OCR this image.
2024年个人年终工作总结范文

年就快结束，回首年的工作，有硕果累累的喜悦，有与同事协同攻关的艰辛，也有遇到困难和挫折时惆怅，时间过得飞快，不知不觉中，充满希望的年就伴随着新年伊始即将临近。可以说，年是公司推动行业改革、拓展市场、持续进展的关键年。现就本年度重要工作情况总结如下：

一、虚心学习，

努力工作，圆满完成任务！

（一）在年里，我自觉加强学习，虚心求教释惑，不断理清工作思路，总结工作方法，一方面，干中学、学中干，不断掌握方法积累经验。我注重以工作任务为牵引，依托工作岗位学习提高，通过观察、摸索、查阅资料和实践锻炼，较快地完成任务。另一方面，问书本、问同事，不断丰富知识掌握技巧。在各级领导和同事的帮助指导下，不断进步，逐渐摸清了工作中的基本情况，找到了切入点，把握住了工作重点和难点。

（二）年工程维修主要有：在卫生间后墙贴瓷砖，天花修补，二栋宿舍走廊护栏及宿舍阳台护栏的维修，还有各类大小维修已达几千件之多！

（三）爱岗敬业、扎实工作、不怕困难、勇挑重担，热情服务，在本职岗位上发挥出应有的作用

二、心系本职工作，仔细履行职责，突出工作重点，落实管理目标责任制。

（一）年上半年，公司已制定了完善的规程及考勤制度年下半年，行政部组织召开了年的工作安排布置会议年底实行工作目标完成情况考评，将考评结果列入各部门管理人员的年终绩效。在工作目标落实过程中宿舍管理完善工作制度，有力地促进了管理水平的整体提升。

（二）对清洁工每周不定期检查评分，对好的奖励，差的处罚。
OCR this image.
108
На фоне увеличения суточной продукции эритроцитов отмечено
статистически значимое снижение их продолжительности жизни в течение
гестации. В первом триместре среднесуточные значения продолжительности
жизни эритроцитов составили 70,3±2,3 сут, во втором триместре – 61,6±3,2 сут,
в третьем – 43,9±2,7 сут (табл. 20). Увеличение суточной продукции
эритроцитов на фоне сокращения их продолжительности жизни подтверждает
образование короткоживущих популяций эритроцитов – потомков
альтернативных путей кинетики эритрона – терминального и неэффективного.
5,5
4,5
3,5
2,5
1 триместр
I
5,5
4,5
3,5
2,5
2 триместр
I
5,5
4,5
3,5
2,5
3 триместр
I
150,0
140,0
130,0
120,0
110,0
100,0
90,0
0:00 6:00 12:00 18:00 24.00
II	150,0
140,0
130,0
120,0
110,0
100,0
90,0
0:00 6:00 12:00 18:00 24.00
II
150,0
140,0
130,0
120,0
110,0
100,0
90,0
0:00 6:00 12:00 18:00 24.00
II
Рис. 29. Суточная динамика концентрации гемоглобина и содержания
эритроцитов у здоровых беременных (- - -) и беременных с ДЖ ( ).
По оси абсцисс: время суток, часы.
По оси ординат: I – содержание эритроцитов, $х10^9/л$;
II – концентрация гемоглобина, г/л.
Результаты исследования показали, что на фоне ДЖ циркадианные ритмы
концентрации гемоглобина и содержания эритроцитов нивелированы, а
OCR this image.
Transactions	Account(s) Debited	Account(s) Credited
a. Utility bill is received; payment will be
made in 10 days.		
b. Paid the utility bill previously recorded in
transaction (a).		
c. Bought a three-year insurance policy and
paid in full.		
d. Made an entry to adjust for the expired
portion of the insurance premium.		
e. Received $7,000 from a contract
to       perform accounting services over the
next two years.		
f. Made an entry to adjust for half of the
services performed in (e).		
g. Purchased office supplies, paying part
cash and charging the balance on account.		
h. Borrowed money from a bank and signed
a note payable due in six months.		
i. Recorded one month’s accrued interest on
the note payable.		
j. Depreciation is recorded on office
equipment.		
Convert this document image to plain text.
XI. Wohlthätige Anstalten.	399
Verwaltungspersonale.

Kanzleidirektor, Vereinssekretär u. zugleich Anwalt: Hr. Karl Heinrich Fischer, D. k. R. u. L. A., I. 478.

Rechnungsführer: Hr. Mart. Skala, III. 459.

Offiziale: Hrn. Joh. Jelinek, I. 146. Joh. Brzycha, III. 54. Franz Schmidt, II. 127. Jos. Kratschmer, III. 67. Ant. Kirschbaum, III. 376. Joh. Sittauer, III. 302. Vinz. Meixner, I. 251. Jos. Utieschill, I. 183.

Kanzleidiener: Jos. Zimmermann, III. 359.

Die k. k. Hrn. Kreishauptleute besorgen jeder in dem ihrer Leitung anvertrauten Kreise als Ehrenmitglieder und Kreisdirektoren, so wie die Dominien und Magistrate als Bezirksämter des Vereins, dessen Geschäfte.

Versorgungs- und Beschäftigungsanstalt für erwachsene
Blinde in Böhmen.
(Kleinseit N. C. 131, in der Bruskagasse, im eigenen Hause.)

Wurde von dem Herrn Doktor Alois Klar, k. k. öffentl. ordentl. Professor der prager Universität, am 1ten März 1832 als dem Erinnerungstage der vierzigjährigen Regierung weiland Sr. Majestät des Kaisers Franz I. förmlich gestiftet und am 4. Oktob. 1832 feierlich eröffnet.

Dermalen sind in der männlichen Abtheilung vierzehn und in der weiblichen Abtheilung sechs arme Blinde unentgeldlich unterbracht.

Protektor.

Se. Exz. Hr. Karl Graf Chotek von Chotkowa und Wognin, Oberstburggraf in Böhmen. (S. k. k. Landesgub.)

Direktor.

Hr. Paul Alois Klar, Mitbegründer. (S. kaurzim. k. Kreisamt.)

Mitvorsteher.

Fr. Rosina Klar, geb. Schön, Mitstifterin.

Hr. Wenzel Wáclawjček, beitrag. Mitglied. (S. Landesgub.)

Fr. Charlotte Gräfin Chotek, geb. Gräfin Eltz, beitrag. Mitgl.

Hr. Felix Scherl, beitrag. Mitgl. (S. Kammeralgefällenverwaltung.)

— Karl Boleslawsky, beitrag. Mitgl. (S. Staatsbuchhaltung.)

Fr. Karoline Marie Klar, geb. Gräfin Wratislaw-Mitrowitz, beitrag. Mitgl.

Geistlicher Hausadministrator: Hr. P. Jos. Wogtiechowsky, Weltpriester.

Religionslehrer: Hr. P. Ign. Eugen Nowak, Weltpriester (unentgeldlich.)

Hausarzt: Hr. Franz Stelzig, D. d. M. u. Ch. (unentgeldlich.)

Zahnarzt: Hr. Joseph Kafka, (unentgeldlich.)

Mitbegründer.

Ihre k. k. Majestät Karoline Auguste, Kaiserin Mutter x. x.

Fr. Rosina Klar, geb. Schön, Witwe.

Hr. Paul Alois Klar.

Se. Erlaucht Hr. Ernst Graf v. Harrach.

_ _ _

◆ Exercise objective:
Give only the number of lines in the listing above that include the string "Karoline".

◆ Full response:
2